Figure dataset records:
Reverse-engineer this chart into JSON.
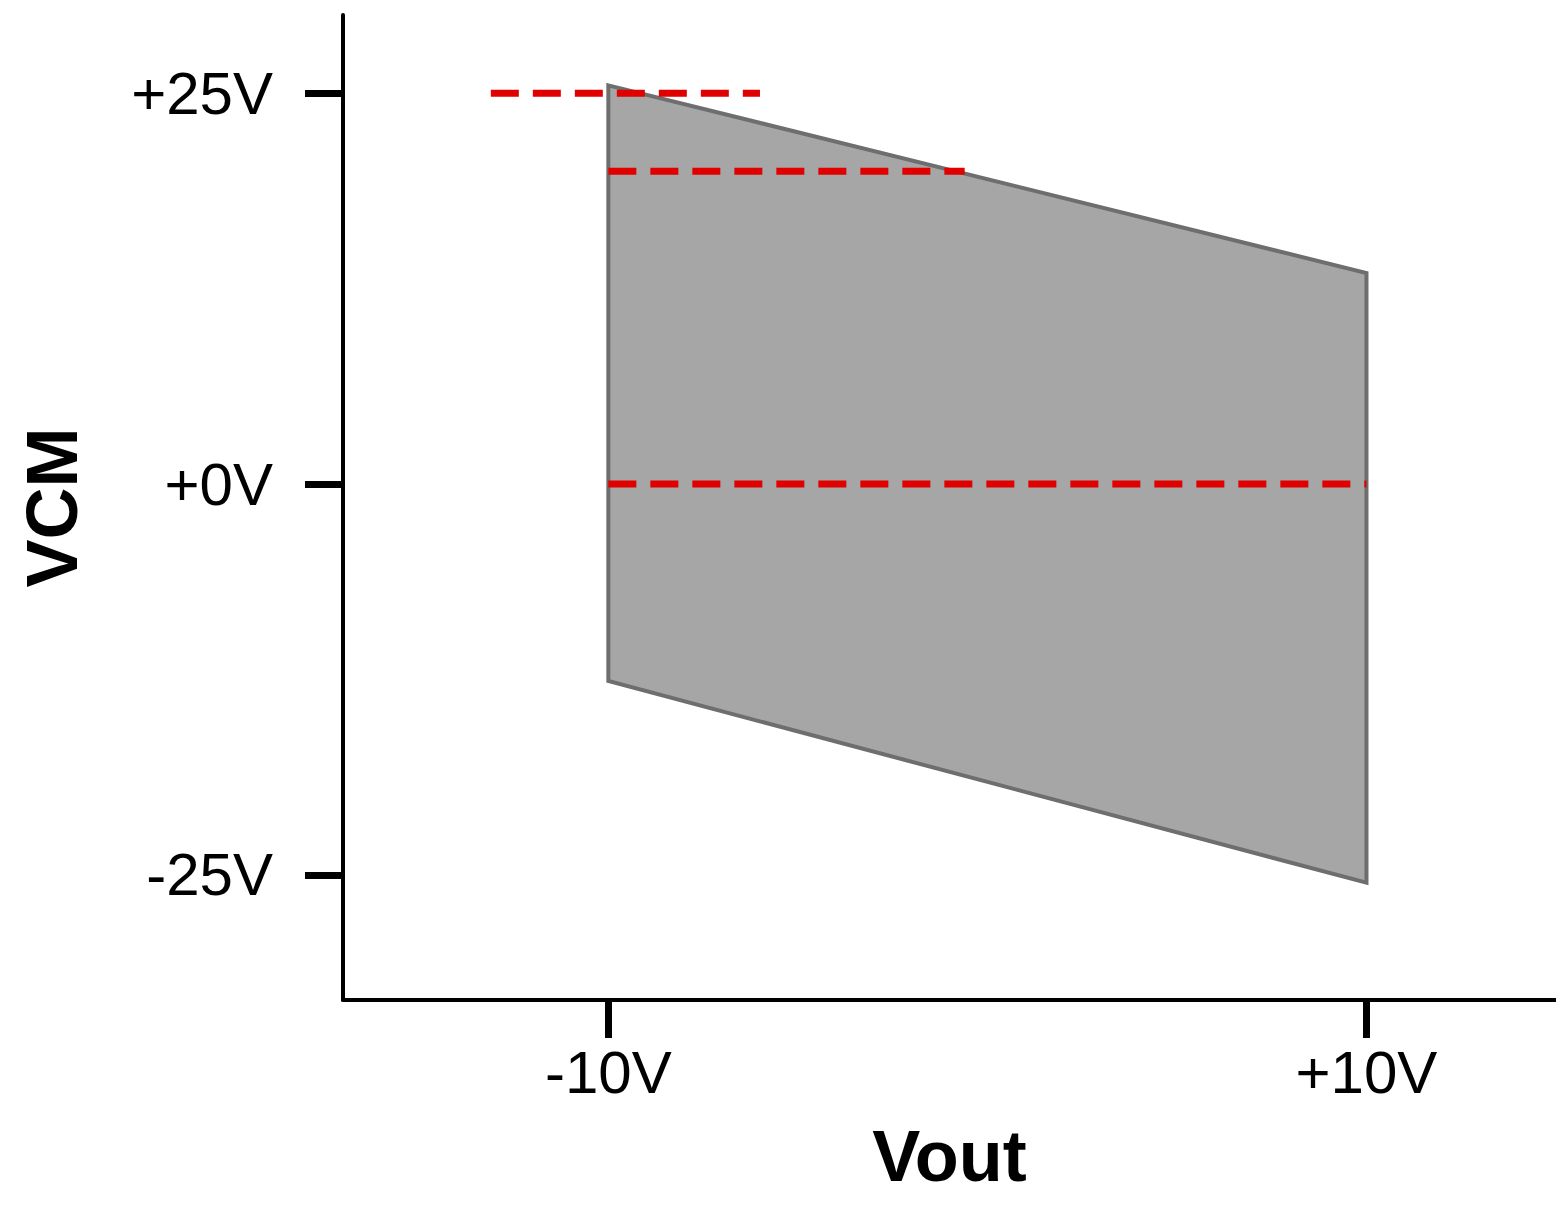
{
  "chart_data": {
    "type": "area",
    "xlabel": "Vout",
    "ylabel": "VCM",
    "xlim": [
      -17,
      15
    ],
    "ylim": [
      -33,
      30
    ],
    "xticks": [
      {
        "value": -10,
        "label": "-10V"
      },
      {
        "value": 10,
        "label": "+10V"
      }
    ],
    "yticks": [
      {
        "value": -25,
        "label": "-25V"
      },
      {
        "value": 0,
        "label": "+0V"
      },
      {
        "value": 25,
        "label": "+25V"
      }
    ],
    "grid": false,
    "marker": "none",
    "series": [
      {
        "color": "#a6a6a6",
        "x": [
          -10,
          10
        ],
        "values": [
          null,
          null
        ],
        "upper": [
          25.5,
          13.5
        ],
        "lower": [
          -12.6,
          -25.5
        ]
      },
      {
        "type": "line",
        "color": "#e00000",
        "line_style": "dashed",
        "x": [
          -13.1,
          -6
        ],
        "values": [
          25,
          25
        ]
      },
      {
        "type": "line",
        "color": "#e00000",
        "line_style": "dashed",
        "x": [
          -10,
          -0.6
        ],
        "values": [
          20,
          20
        ]
      },
      {
        "type": "line",
        "color": "#e00000",
        "line_style": "dashed",
        "x": [
          -10,
          10
        ],
        "values": [
          0,
          0
        ]
      }
    ]
  }
}
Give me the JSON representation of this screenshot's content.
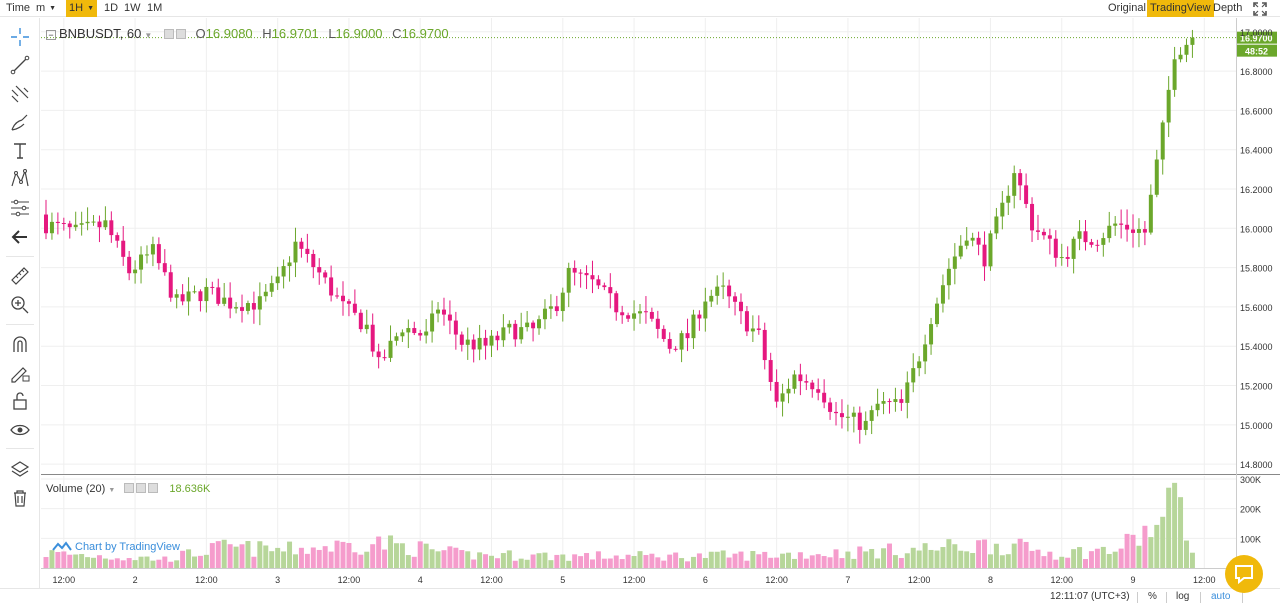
{
  "toolbar": {
    "time_label": "Time",
    "minute_label": "m",
    "interval_active": "1H",
    "intervals": [
      "1D",
      "1W",
      "1M"
    ],
    "views": [
      "Original",
      "TradingView",
      "Depth"
    ],
    "active_view": "TradingView"
  },
  "legend": {
    "symbol": "BNBUSDT, 60",
    "open_label": "O",
    "open": "16.9080",
    "high_label": "H",
    "high": "16.9701",
    "low_label": "L",
    "low": "16.9000",
    "close_label": "C",
    "close": "16.9700"
  },
  "volume_legend": {
    "label": "Volume (20)",
    "value": "18.636K"
  },
  "price_tags": {
    "last_price": "16.9700",
    "countdown": "48:52"
  },
  "watermark": "Chart by TradingView",
  "bottom_bar": {
    "time": "12:11:07 (UTC+3)",
    "percent": "%",
    "log": "log",
    "auto": "auto"
  },
  "colors": {
    "up": "#6ba72b",
    "down": "#e5187f",
    "up_volume": "#b7d69a",
    "down_volume": "#f59ccc",
    "accent": "#f0b90b"
  },
  "chart_data": {
    "type": "candlestick",
    "symbol": "BNBUSDT",
    "interval": "60",
    "price_axis": {
      "ticks": [
        14.8,
        15.0,
        15.2,
        15.4,
        15.6,
        15.8,
        16.0,
        16.2,
        16.4,
        16.6,
        16.8,
        17.0
      ],
      "tick_labels": [
        "14.8000",
        "15.0000",
        "15.2000",
        "15.4000",
        "15.6000",
        "15.8000",
        "16.0000",
        "16.2000",
        "16.4000",
        "16.6000",
        "16.8000",
        "17.0000"
      ],
      "range": [
        14.75,
        17.07
      ]
    },
    "volume_axis": {
      "ticks": [
        100000,
        200000,
        300000
      ],
      "tick_labels": [
        "100K",
        "200K",
        "300K"
      ],
      "range": [
        0,
        310000
      ]
    },
    "time_axis": {
      "labels": [
        {
          "text": "12:00",
          "idx": 3
        },
        {
          "text": "2",
          "idx": 15
        },
        {
          "text": "12:00",
          "idx": 27
        },
        {
          "text": "3",
          "idx": 39
        },
        {
          "text": "12:00",
          "idx": 51
        },
        {
          "text": "4",
          "idx": 63
        },
        {
          "text": "12:00",
          "idx": 75
        },
        {
          "text": "5",
          "idx": 87
        },
        {
          "text": "12:00",
          "idx": 99
        },
        {
          "text": "6",
          "idx": 111
        },
        {
          "text": "12:00",
          "idx": 123
        },
        {
          "text": "7",
          "idx": 135
        },
        {
          "text": "12:00",
          "idx": 147
        },
        {
          "text": "8",
          "idx": 159
        },
        {
          "text": "12:00",
          "idx": 171
        },
        {
          "text": "9",
          "idx": 183
        },
        {
          "text": "12:00",
          "idx": 195
        }
      ]
    },
    "anchors": [
      [
        0,
        16.02
      ],
      [
        5,
        15.98
      ],
      [
        10,
        16.02
      ],
      [
        14,
        15.78
      ],
      [
        18,
        15.88
      ],
      [
        22,
        15.62
      ],
      [
        27,
        15.68
      ],
      [
        31,
        15.62
      ],
      [
        36,
        15.62
      ],
      [
        39,
        15.72
      ],
      [
        42,
        15.92
      ],
      [
        46,
        15.77
      ],
      [
        50,
        15.6
      ],
      [
        54,
        15.5
      ],
      [
        56,
        15.3
      ],
      [
        60,
        15.5
      ],
      [
        64,
        15.45
      ],
      [
        66,
        15.6
      ],
      [
        70,
        15.42
      ],
      [
        74,
        15.4
      ],
      [
        78,
        15.48
      ],
      [
        82,
        15.48
      ],
      [
        86,
        15.62
      ],
      [
        88,
        15.77
      ],
      [
        92,
        15.72
      ],
      [
        96,
        15.6
      ],
      [
        101,
        15.55
      ],
      [
        105,
        15.4
      ],
      [
        108,
        15.45
      ],
      [
        111,
        15.65
      ],
      [
        114,
        15.68
      ],
      [
        117,
        15.55
      ],
      [
        120,
        15.45
      ],
      [
        123,
        15.1
      ],
      [
        126,
        15.25
      ],
      [
        130,
        15.2
      ],
      [
        133,
        15.05
      ],
      [
        138,
        15.0
      ],
      [
        140,
        15.1
      ],
      [
        144,
        15.1
      ],
      [
        147,
        15.35
      ],
      [
        149,
        15.55
      ],
      [
        152,
        15.8
      ],
      [
        155,
        15.98
      ],
      [
        158,
        15.85
      ],
      [
        161,
        16.1
      ],
      [
        163,
        16.3
      ],
      [
        166,
        16.02
      ],
      [
        168,
        15.95
      ],
      [
        171,
        15.85
      ],
      [
        174,
        15.95
      ],
      [
        177,
        15.95
      ],
      [
        180,
        16.02
      ],
      [
        183,
        16.0
      ],
      [
        185,
        15.98
      ],
      [
        188,
        16.5
      ],
      [
        190,
        16.9
      ],
      [
        191,
        16.92
      ],
      [
        193,
        16.97
      ]
    ],
    "volume_profile": [
      [
        0,
        50000
      ],
      [
        10,
        40000
      ],
      [
        20,
        30000
      ],
      [
        30,
        70000
      ],
      [
        40,
        60000
      ],
      [
        56,
        85000
      ],
      [
        70,
        45000
      ],
      [
        90,
        40000
      ],
      [
        110,
        40000
      ],
      [
        123,
        45000
      ],
      [
        133,
        50000
      ],
      [
        145,
        60000
      ],
      [
        160,
        80000
      ],
      [
        170,
        50000
      ],
      [
        180,
        60000
      ],
      [
        188,
        150000
      ],
      [
        191,
        290000
      ],
      [
        193,
        40000
      ]
    ]
  }
}
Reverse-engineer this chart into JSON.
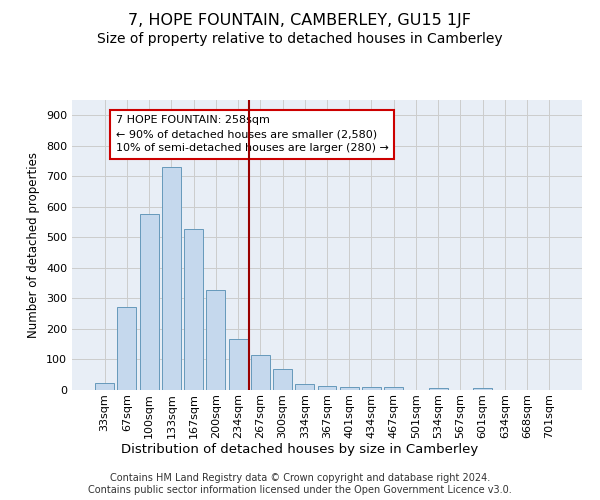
{
  "title": "7, HOPE FOUNTAIN, CAMBERLEY, GU15 1JF",
  "subtitle": "Size of property relative to detached houses in Camberley",
  "xlabel": "Distribution of detached houses by size in Camberley",
  "ylabel": "Number of detached properties",
  "categories": [
    "33sqm",
    "67sqm",
    "100sqm",
    "133sqm",
    "167sqm",
    "200sqm",
    "234sqm",
    "267sqm",
    "300sqm",
    "334sqm",
    "367sqm",
    "401sqm",
    "434sqm",
    "467sqm",
    "501sqm",
    "534sqm",
    "567sqm",
    "601sqm",
    "634sqm",
    "668sqm",
    "701sqm"
  ],
  "values": [
    22,
    272,
    575,
    730,
    528,
    328,
    168,
    115,
    68,
    20,
    13,
    11,
    9,
    9,
    0,
    8,
    0,
    8,
    0,
    0,
    0
  ],
  "bar_color": "#c5d8ed",
  "bar_edge_color": "#6699bb",
  "grid_color": "#cccccc",
  "bg_color": "#e8eef6",
  "vline_x": 6.5,
  "vline_color": "#990000",
  "annotation_text": "7 HOPE FOUNTAIN: 258sqm\n← 90% of detached houses are smaller (2,580)\n10% of semi-detached houses are larger (280) →",
  "annotation_box_color": "#cc0000",
  "footnote": "Contains HM Land Registry data © Crown copyright and database right 2024.\nContains public sector information licensed under the Open Government Licence v3.0.",
  "ylim": [
    0,
    950
  ],
  "yticks": [
    0,
    100,
    200,
    300,
    400,
    500,
    600,
    700,
    800,
    900
  ],
  "title_fontsize": 11.5,
  "subtitle_fontsize": 10,
  "xlabel_fontsize": 9.5,
  "ylabel_fontsize": 8.5,
  "tick_fontsize": 8,
  "annotation_fontsize": 8,
  "footnote_fontsize": 7
}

## Stated task
Select all lines in the listing above where the word "houses" appears, and show them.

## Solution
  "subtitle": "Size of property relative to detached houses in Camberley",
  "xlabel": "Distribution of detached houses by size in Camberley",
  "annotation_text": "7 HOPE FOUNTAIN: 258sqm\n← 90% of detached houses are smaller (2,580)\n10% of semi-detached houses are larger (280) →",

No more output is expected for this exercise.